*Document passage*.
* Start *
# Introduction
Hey, thanks for viewing my Kernel!

If you like my work, please, leave an upvote: it will be really appreciated and it will motivate me in offering more content to the Kaggle community ! 😊

In [None]:
import pandas as pd
import numpy as np
import warnings

warnings.simplefilter("ignore")
train = pd.read_csv('../input/tabular-playground-series-feb-2022/train.csv')
test = pd.read_csv('../input/tabular-playground-series-feb-2022/test.csv')
sub = pd.read_csv('../input/tabular-playground-series-feb-2022/sample_submission.csv')

display(train.head())
display(sub.head())

In [None]:
display(train.shape)
display(test.shape)

In [None]:
numeric_cols = train.select_dtypes(include=np.number).columns.tolist()
object_cols = list(set(train.columns) - set(numeric_cols))
numeric_cols.remove('row_id')
ingore_cols = ['row_id']
print('numeric cols len: ', len(numeric_cols))
* End *
*Data extract*.
* Start *
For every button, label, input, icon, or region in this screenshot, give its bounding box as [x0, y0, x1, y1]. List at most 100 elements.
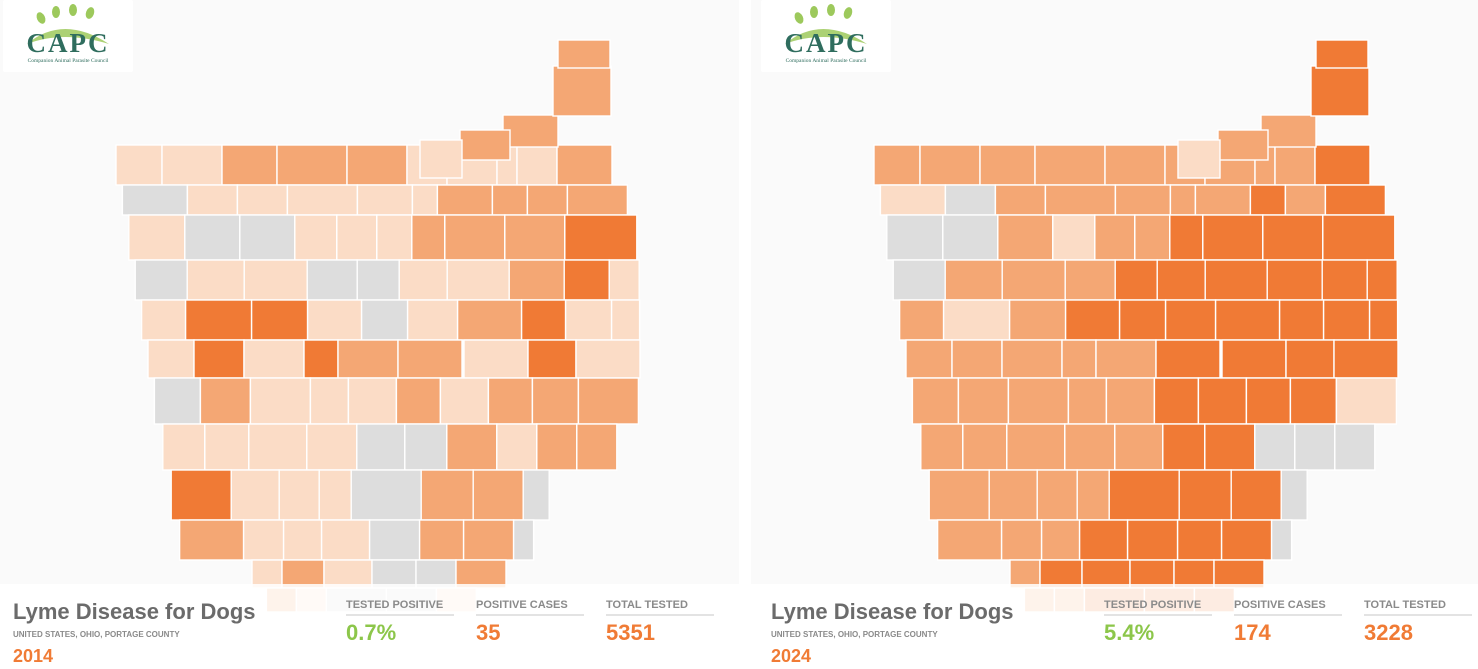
* End *
*Exercise 1*. In the notebook, which column is removed from the list of numeric columns?
*Exercise 2*. Extract from the notebook the passage from "display(train.head())" up to and including "list(set(train.columns) - set(numeric_cols))".
*Exercise 3*. List every CSV file that the notebook reads.

*Answer 1*. The column 'row_id' is removed.

*Answer 2*.
display(train.head())
display(sub.head())

In [None]:
display(train.shape)
display(test.shape)

In [None]:
numeric_cols = train.select_dtypes(include=np.number).columns.tolist()
object_cols = list(set(train.columns) - set(numeric_cols))

*Answer 3*. train.csv, test.csv, sample_submission.csv